Data records:
###
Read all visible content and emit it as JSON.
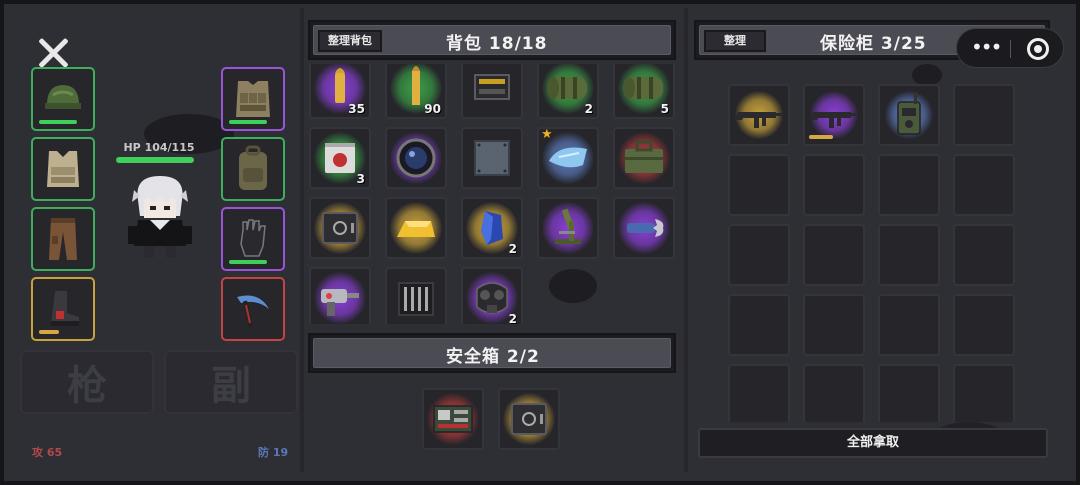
{
  "left": {
    "hp_label": "HP 104/115",
    "hp_fraction": 0.904,
    "weapon_slot_label": "枪",
    "secondary_slot_label": "副",
    "attack_label": "攻 65",
    "defense_label": "防 19"
  },
  "backpack": {
    "sort_button": "整理背包",
    "title": "背包 18/18",
    "items": [
      {
        "name": "pistol-ammo",
        "glow": "#8a3fd6",
        "count": "35",
        "star": false
      },
      {
        "name": "rifle-ammo",
        "glow": "#3aa046",
        "count": "90",
        "star": false
      },
      {
        "name": "ammo-box",
        "glow": "none",
        "count": "",
        "star": false
      },
      {
        "name": "camo-bedroll",
        "glow": "#3aa046",
        "count": "2",
        "star": false
      },
      {
        "name": "camo-bedroll",
        "glow": "#3aa046",
        "count": "5",
        "star": false
      },
      {
        "name": "meat-can",
        "glow": "#3aa046",
        "count": "3",
        "star": false
      },
      {
        "name": "lens",
        "glow": "#8a3fd6",
        "count": "",
        "star": false
      },
      {
        "name": "metal-plate",
        "glow": "none",
        "count": "",
        "star": false
      },
      {
        "name": "ice-shard",
        "glow": "#5a78b8",
        "count": "",
        "star": true
      },
      {
        "name": "toolbox",
        "glow": "#b03a3a",
        "count": "",
        "star": false
      },
      {
        "name": "safe",
        "glow": "#c8a23a",
        "count": "",
        "star": false
      },
      {
        "name": "gold-bar",
        "glow": "#c8a23a",
        "count": "",
        "star": false
      },
      {
        "name": "blue-crystal",
        "glow": "#c8a23a",
        "count": "2",
        "star": false
      },
      {
        "name": "microscope",
        "glow": "#8a3fd6",
        "count": "",
        "star": false
      },
      {
        "name": "wrench",
        "glow": "#8a3fd6",
        "count": "",
        "star": false
      },
      {
        "name": "drill",
        "glow": "#8a3fd6",
        "count": "",
        "star": false
      },
      {
        "name": "knife-set",
        "glow": "none",
        "count": "",
        "star": false
      },
      {
        "name": "gas-mask",
        "glow": "#8a3fd6",
        "count": "2",
        "star": false
      }
    ]
  },
  "safebox": {
    "title": "安全箱 2/2",
    "items": [
      {
        "name": "circuit-board",
        "glow": "#b03a3a"
      },
      {
        "name": "safe",
        "glow": "#c8a23a"
      }
    ]
  },
  "vault": {
    "sort_button": "整理",
    "title": "保险柜 3/25",
    "items": [
      {
        "name": "assault-rifle",
        "glow": "#c8a23a",
        "bar": false
      },
      {
        "name": "assault-rifle",
        "glow": "#8a3fd6",
        "bar": true
      },
      {
        "name": "radio",
        "glow": "#5a78b8",
        "bar": false
      }
    ],
    "take_all_button": "全部拿取"
  },
  "equipment": [
    {
      "name": "helmet",
      "rarity": "green"
    },
    {
      "name": "vest",
      "rarity": "green"
    },
    {
      "name": "pants",
      "rarity": "green"
    },
    {
      "name": "boots",
      "rarity": "yellow"
    },
    {
      "name": "armor-rig",
      "rarity": "purple"
    },
    {
      "name": "backpack",
      "rarity": "green"
    },
    {
      "name": "gloves",
      "rarity": "purple"
    },
    {
      "name": "scythe",
      "rarity": "red"
    }
  ]
}
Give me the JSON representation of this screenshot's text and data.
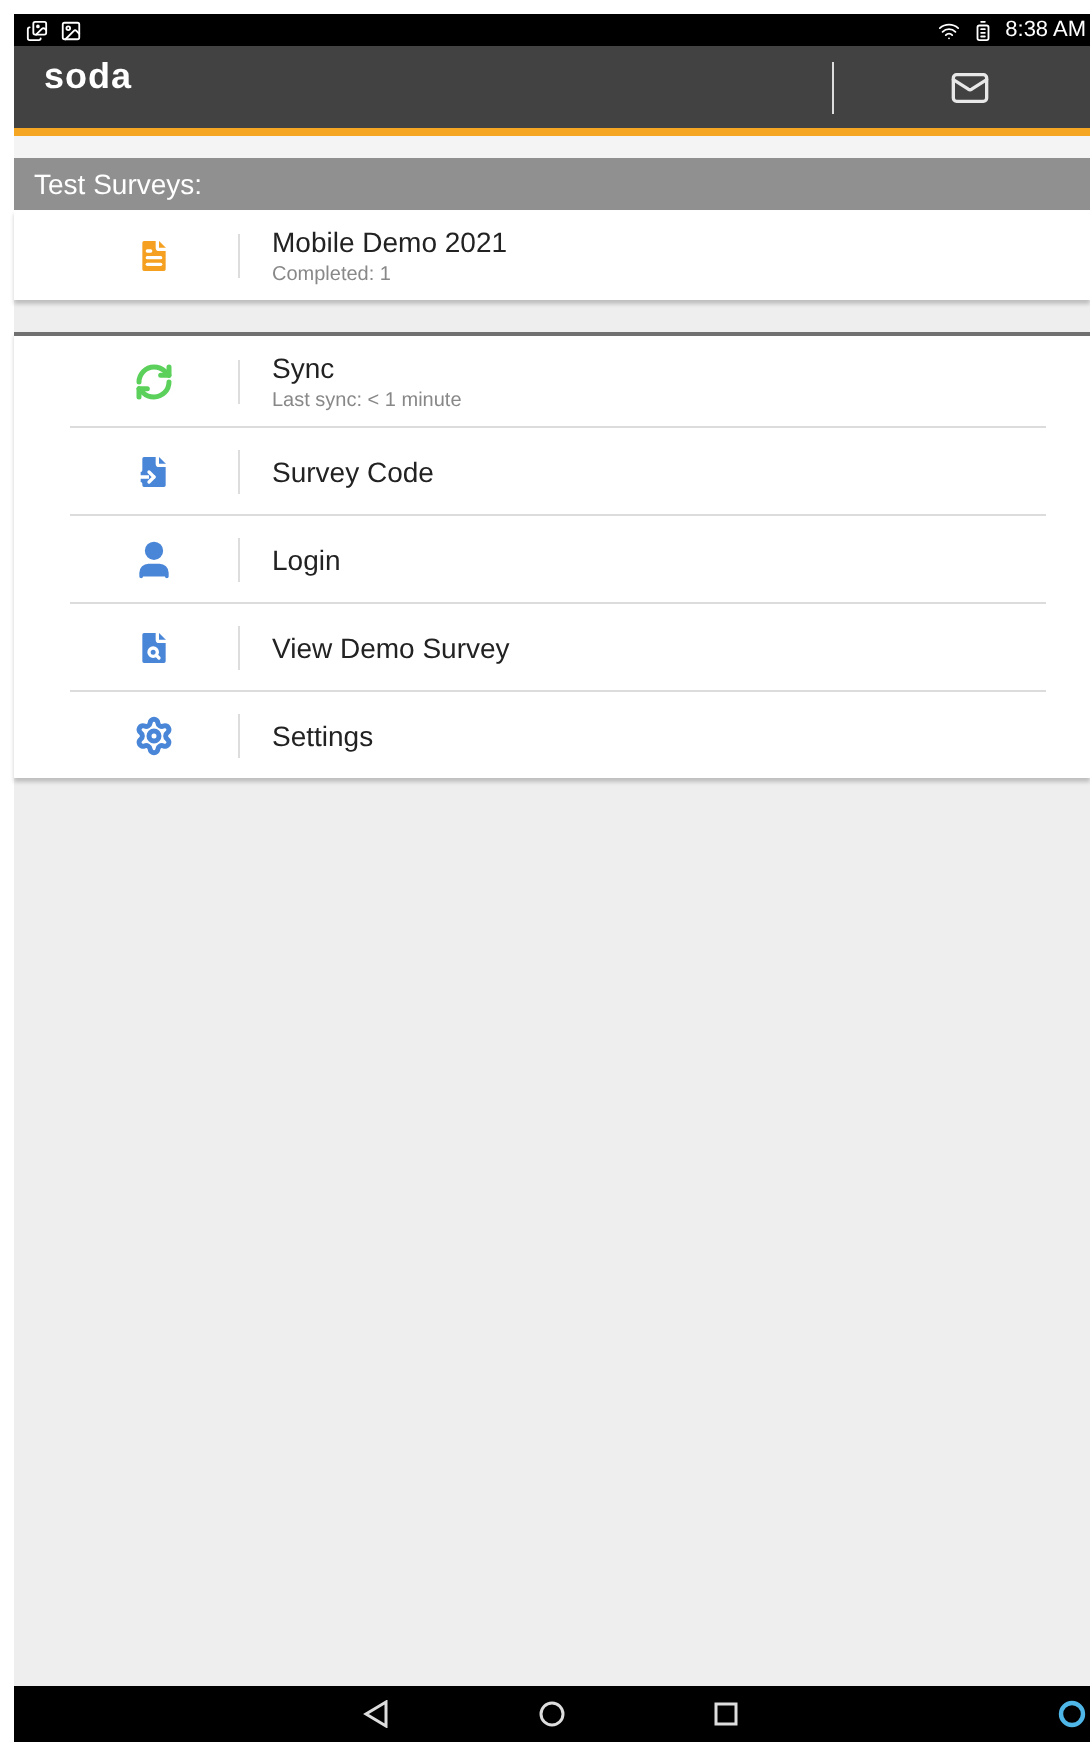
{
  "status_bar": {
    "time": "8:38 AM"
  },
  "app_bar": {
    "logo": "soda"
  },
  "section": {
    "title": "Test Surveys:"
  },
  "surveys": [
    {
      "title": "Mobile Demo 2021",
      "subtitle": "Completed: 1"
    }
  ],
  "menu": [
    {
      "label": "Sync",
      "subtitle": "Last sync: < 1 minute"
    },
    {
      "label": "Survey Code"
    },
    {
      "label": "Login"
    },
    {
      "label": "View Demo Survey"
    },
    {
      "label": "Settings"
    }
  ]
}
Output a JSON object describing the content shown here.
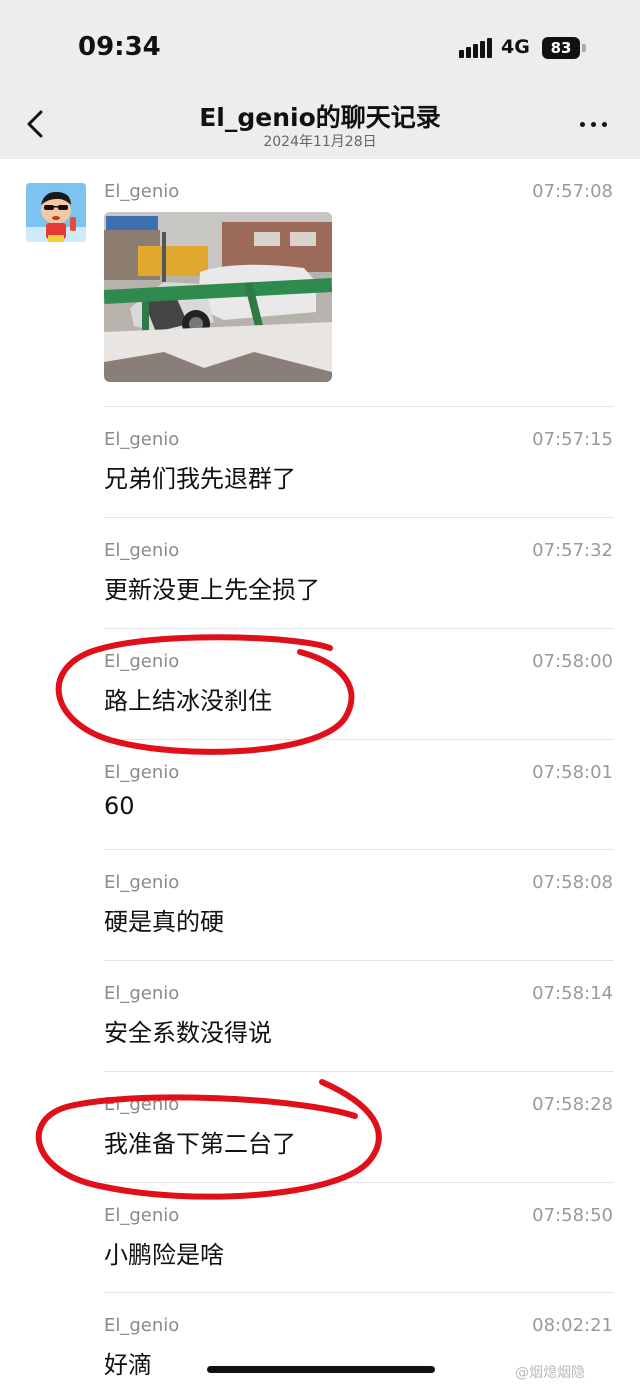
{
  "status": {
    "time": "09:34",
    "network": "4G",
    "battery": "83"
  },
  "header": {
    "title": "El_genio的聊天记录",
    "date": "2024年11月28日"
  },
  "messages": [
    {
      "sender": "El_genio",
      "time": "07:57:08",
      "text": "",
      "type": "image"
    },
    {
      "sender": "El_genio",
      "time": "07:57:15",
      "text": "兄弟们我先退群了"
    },
    {
      "sender": "El_genio",
      "time": "07:57:32",
      "text": "更新没更上先全损了"
    },
    {
      "sender": "El_genio",
      "time": "07:58:00",
      "text": "路上结冰没刹住"
    },
    {
      "sender": "El_genio",
      "time": "07:58:01",
      "text": "60"
    },
    {
      "sender": "El_genio",
      "time": "07:58:08",
      "text": "硬是真的硬"
    },
    {
      "sender": "El_genio",
      "time": "07:58:14",
      "text": "安全系数没得说"
    },
    {
      "sender": "El_genio",
      "time": "07:58:28",
      "text": "我准备下第二台了"
    },
    {
      "sender": "El_genio",
      "time": "07:58:50",
      "text": "小鹏险是啥"
    },
    {
      "sender": "El_genio",
      "time": "08:02:21",
      "text": "好滴"
    }
  ],
  "watermark": "@烟熄烟隐",
  "icons": {
    "back": "chevron-left-icon",
    "more": "more-dots-icon",
    "signal": "signal-bars-icon",
    "battery": "battery-icon"
  },
  "colors": {
    "annotation": "#e0101a",
    "header_bg": "#ededed",
    "guardrail": "#2f8a4e"
  }
}
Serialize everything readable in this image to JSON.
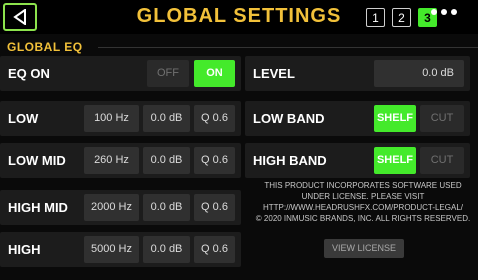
{
  "header": {
    "title": "GLOBAL SETTINGS",
    "pages": [
      "1",
      "2",
      "3"
    ],
    "active_page": "3"
  },
  "section_title": "GLOBAL EQ",
  "left": {
    "eq_on": {
      "label": "EQ ON",
      "off": "OFF",
      "on": "ON",
      "state": "ON"
    },
    "low": {
      "label": "LOW",
      "freq": "100 Hz",
      "gain": "0.0 dB",
      "q": "Q 0.6"
    },
    "low_mid": {
      "label": "LOW MID",
      "freq": "260 Hz",
      "gain": "0.0 dB",
      "q": "Q 0.6"
    },
    "high_mid": {
      "label": "HIGH MID",
      "freq": "2000 Hz",
      "gain": "0.0 dB",
      "q": "Q 0.6"
    },
    "high": {
      "label": "HIGH",
      "freq": "5000 Hz",
      "gain": "0.0 dB",
      "q": "Q 0.6"
    }
  },
  "right": {
    "level": {
      "label": "LEVEL",
      "value": "0.0 dB"
    },
    "low_band": {
      "label": "LOW BAND",
      "shelf": "SHELF",
      "cut": "CUT",
      "selected": "SHELF"
    },
    "high_band": {
      "label": "HIGH BAND",
      "shelf": "SHELF",
      "cut": "CUT",
      "selected": "SHELF"
    },
    "notice_lines": [
      "THIS PRODUCT INCORPORATES SOFTWARE USED",
      "UNDER LICENSE. PLEASE VISIT",
      "HTTP://WWW.HEADRUSHFX.COM/PRODUCT-LEGAL/",
      "© 2020 INMUSIC BRANDS, INC. ALL RIGHTS RESERVED."
    ],
    "view_license": "VIEW LICENSE"
  },
  "colors": {
    "accent_yellow": "#f2c13a",
    "active_green": "#44ea2b",
    "back_border": "#8de34d"
  }
}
###
:: WHAT IS NEEDED ::
Copy the material above exactly and drop the pictures.

:: ANSWER TO THIS PROBLEM ::
Read all visible content and emit it as JSON.
{
  "left": {
    "hp_label": "HP 104/115",
    "hp_fraction": 0.904,
    "weapon_slot_label": "枪",
    "secondary_slot_label": "副",
    "attack_label": "攻 65",
    "defense_label": "防 19"
  },
  "backpack": {
    "sort_button": "整理背包",
    "title": "背包 18/18",
    "items": [
      {
        "name": "pistol-ammo",
        "glow": "#8a3fd6",
        "count": "35",
        "star": false
      },
      {
        "name": "rifle-ammo",
        "glow": "#3aa046",
        "count": "90",
        "star": false
      },
      {
        "name": "ammo-box",
        "glow": "none",
        "count": "",
        "star": false
      },
      {
        "name": "camo-bedroll",
        "glow": "#3aa046",
        "count": "2",
        "star": false
      },
      {
        "name": "camo-bedroll",
        "glow": "#3aa046",
        "count": "5",
        "star": false
      },
      {
        "name": "meat-can",
        "glow": "#3aa046",
        "count": "3",
        "star": false
      },
      {
        "name": "lens",
        "glow": "#8a3fd6",
        "count": "",
        "star": false
      },
      {
        "name": "metal-plate",
        "glow": "none",
        "count": "",
        "star": false
      },
      {
        "name": "ice-shard",
        "glow": "#5a78b8",
        "count": "",
        "star": true
      },
      {
        "name": "toolbox",
        "glow": "#b03a3a",
        "count": "",
        "star": false
      },
      {
        "name": "safe",
        "glow": "#c8a23a",
        "count": "",
        "star": false
      },
      {
        "name": "gold-bar",
        "glow": "#c8a23a",
        "count": "",
        "star": false
      },
      {
        "name": "blue-crystal",
        "glow": "#c8a23a",
        "count": "2",
        "star": false
      },
      {
        "name": "microscope",
        "glow": "#8a3fd6",
        "count": "",
        "star": false
      },
      {
        "name": "wrench",
        "glow": "#8a3fd6",
        "count": "",
        "star": false
      },
      {
        "name": "drill",
        "glow": "#8a3fd6",
        "count": "",
        "star": false
      },
      {
        "name": "knife-set",
        "glow": "none",
        "count": "",
        "star": false
      },
      {
        "name": "gas-mask",
        "glow": "#8a3fd6",
        "count": "2",
        "star": false
      }
    ]
  },
  "safebox": {
    "title": "安全箱 2/2",
    "items": [
      {
        "name": "circuit-board",
        "glow": "#b03a3a"
      },
      {
        "name": "safe",
        "glow": "#c8a23a"
      }
    ]
  },
  "vault": {
    "sort_button": "整理",
    "title": "保险柜 3/25",
    "items": [
      {
        "name": "assault-rifle",
        "glow": "#c8a23a",
        "bar": false
      },
      {
        "name": "assault-rifle",
        "glow": "#8a3fd6",
        "bar": true
      },
      {
        "name": "radio",
        "glow": "#5a78b8",
        "bar": false
      }
    ],
    "take_all_button": "全部拿取"
  },
  "equipment": [
    {
      "name": "helmet",
      "rarity": "green"
    },
    {
      "name": "vest",
      "rarity": "green"
    },
    {
      "name": "pants",
      "rarity": "green"
    },
    {
      "name": "boots",
      "rarity": "yellow"
    },
    {
      "name": "armor-rig",
      "rarity": "purple"
    },
    {
      "name": "backpack",
      "rarity": "green"
    },
    {
      "name": "gloves",
      "rarity": "purple"
    },
    {
      "name": "scythe",
      "rarity": "red"
    }
  ]
}
Give me the JSON representation of this screenshot's text and data.
{
  "status_bar": {
    "time": "8:38 AM"
  },
  "app_bar": {
    "logo": "soda"
  },
  "section": {
    "title": "Test Surveys:"
  },
  "surveys": [
    {
      "title": "Mobile Demo 2021",
      "subtitle": "Completed: 1"
    }
  ],
  "menu": [
    {
      "label": "Sync",
      "subtitle": "Last sync: < 1 minute"
    },
    {
      "label": "Survey Code"
    },
    {
      "label": "Login"
    },
    {
      "label": "View Demo Survey"
    },
    {
      "label": "Settings"
    }
  ]
}
Output a JSON object describing the content shown here.
{
  "status": {
    "time": "09:34",
    "network": "4G",
    "battery": "83"
  },
  "header": {
    "title": "El_genio的聊天记录",
    "date": "2024年11月28日"
  },
  "messages": [
    {
      "sender": "El_genio",
      "time": "07:57:08",
      "text": "",
      "type": "image"
    },
    {
      "sender": "El_genio",
      "time": "07:57:15",
      "text": "兄弟们我先退群了"
    },
    {
      "sender": "El_genio",
      "time": "07:57:32",
      "text": "更新没更上先全损了"
    },
    {
      "sender": "El_genio",
      "time": "07:58:00",
      "text": "路上结冰没刹住"
    },
    {
      "sender": "El_genio",
      "time": "07:58:01",
      "text": "60"
    },
    {
      "sender": "El_genio",
      "time": "07:58:08",
      "text": "硬是真的硬"
    },
    {
      "sender": "El_genio",
      "time": "07:58:14",
      "text": "安全系数没得说"
    },
    {
      "sender": "El_genio",
      "time": "07:58:28",
      "text": "我准备下第二台了"
    },
    {
      "sender": "El_genio",
      "time": "07:58:50",
      "text": "小鹏险是啥"
    },
    {
      "sender": "El_genio",
      "time": "08:02:21",
      "text": "好滴"
    }
  ],
  "watermark": "@烟熄烟隐",
  "icons": {
    "back": "chevron-left-icon",
    "more": "more-dots-icon",
    "signal": "signal-bars-icon",
    "battery": "battery-icon"
  },
  "colors": {
    "annotation": "#e0101a",
    "header_bg": "#ededed",
    "guardrail": "#2f8a4e"
  }
}
Serialize everything readable in this image to JSON.
{
  "header": {
    "title": "GLOBAL SETTINGS",
    "pages": [
      "1",
      "2",
      "3"
    ],
    "active_page": "3"
  },
  "section_title": "GLOBAL EQ",
  "left": {
    "eq_on": {
      "label": "EQ ON",
      "off": "OFF",
      "on": "ON",
      "state": "ON"
    },
    "low": {
      "label": "LOW",
      "freq": "100 Hz",
      "gain": "0.0 dB",
      "q": "Q 0.6"
    },
    "low_mid": {
      "label": "LOW MID",
      "freq": "260 Hz",
      "gain": "0.0 dB",
      "q": "Q 0.6"
    },
    "high_mid": {
      "label": "HIGH MID",
      "freq": "2000 Hz",
      "gain": "0.0 dB",
      "q": "Q 0.6"
    },
    "high": {
      "label": "HIGH",
      "freq": "5000 Hz",
      "gain": "0.0 dB",
      "q": "Q 0.6"
    }
  },
  "right": {
    "level": {
      "label": "LEVEL",
      "value": "0.0 dB"
    },
    "low_band": {
      "label": "LOW BAND",
      "shelf": "SHELF",
      "cut": "CUT",
      "selected": "SHELF"
    },
    "high_band": {
      "label": "HIGH BAND",
      "shelf": "SHELF",
      "cut": "CUT",
      "selected": "SHELF"
    },
    "notice_lines": [
      "THIS PRODUCT INCORPORATES SOFTWARE USED",
      "UNDER LICENSE. PLEASE VISIT",
      "HTTP://WWW.HEADRUSHFX.COM/PRODUCT-LEGAL/",
      "© 2020 INMUSIC BRANDS, INC. ALL RIGHTS RESERVED."
    ],
    "view_license": "VIEW LICENSE"
  },
  "colors": {
    "accent_yellow": "#f2c13a",
    "active_green": "#44ea2b",
    "back_border": "#8de34d"
  }
}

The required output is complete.